▶ SOURCE DATA:
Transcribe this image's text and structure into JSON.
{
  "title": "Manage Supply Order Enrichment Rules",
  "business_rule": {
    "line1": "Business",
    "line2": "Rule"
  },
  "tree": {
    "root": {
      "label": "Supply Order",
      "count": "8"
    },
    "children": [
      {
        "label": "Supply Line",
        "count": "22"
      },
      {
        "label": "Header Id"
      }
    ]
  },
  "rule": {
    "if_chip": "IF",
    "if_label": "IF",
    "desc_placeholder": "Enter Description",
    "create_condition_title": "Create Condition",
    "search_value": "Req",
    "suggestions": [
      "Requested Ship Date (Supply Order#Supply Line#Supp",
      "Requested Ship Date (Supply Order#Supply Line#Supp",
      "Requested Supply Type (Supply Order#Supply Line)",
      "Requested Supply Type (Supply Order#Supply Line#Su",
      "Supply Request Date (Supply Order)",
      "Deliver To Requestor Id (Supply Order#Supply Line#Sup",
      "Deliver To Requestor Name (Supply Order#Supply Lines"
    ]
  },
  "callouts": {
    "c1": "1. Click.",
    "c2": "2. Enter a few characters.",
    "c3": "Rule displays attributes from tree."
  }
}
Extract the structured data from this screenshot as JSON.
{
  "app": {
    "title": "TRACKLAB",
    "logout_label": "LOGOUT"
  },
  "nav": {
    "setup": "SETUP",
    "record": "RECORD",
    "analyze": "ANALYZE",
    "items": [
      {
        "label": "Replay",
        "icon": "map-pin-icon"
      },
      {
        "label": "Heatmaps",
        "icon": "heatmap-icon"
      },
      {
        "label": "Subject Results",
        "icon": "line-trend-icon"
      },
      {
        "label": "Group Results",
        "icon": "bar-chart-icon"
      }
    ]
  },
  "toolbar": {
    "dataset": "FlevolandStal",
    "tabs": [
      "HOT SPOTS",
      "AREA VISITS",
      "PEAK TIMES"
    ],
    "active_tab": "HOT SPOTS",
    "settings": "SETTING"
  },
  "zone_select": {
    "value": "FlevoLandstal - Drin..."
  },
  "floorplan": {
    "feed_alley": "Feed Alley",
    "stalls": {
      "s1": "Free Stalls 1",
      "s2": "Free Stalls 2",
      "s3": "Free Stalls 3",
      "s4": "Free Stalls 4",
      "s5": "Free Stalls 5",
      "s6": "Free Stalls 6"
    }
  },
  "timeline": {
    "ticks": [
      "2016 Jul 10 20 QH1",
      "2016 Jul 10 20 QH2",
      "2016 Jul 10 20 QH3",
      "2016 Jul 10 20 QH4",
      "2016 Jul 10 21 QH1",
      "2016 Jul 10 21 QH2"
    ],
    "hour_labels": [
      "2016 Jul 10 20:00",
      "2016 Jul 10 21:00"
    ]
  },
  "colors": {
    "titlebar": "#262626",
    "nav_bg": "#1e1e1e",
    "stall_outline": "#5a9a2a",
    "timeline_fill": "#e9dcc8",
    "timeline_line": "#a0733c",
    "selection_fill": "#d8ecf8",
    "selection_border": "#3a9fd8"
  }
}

▶ TASK OBJECTIVE:
Filter the entries down to the lines containing "Results". Copy each of those lines.

▶ SOLUTION FOR THIS EXERCISE:
        "label": "Subject Results",
        "label": "Group Results",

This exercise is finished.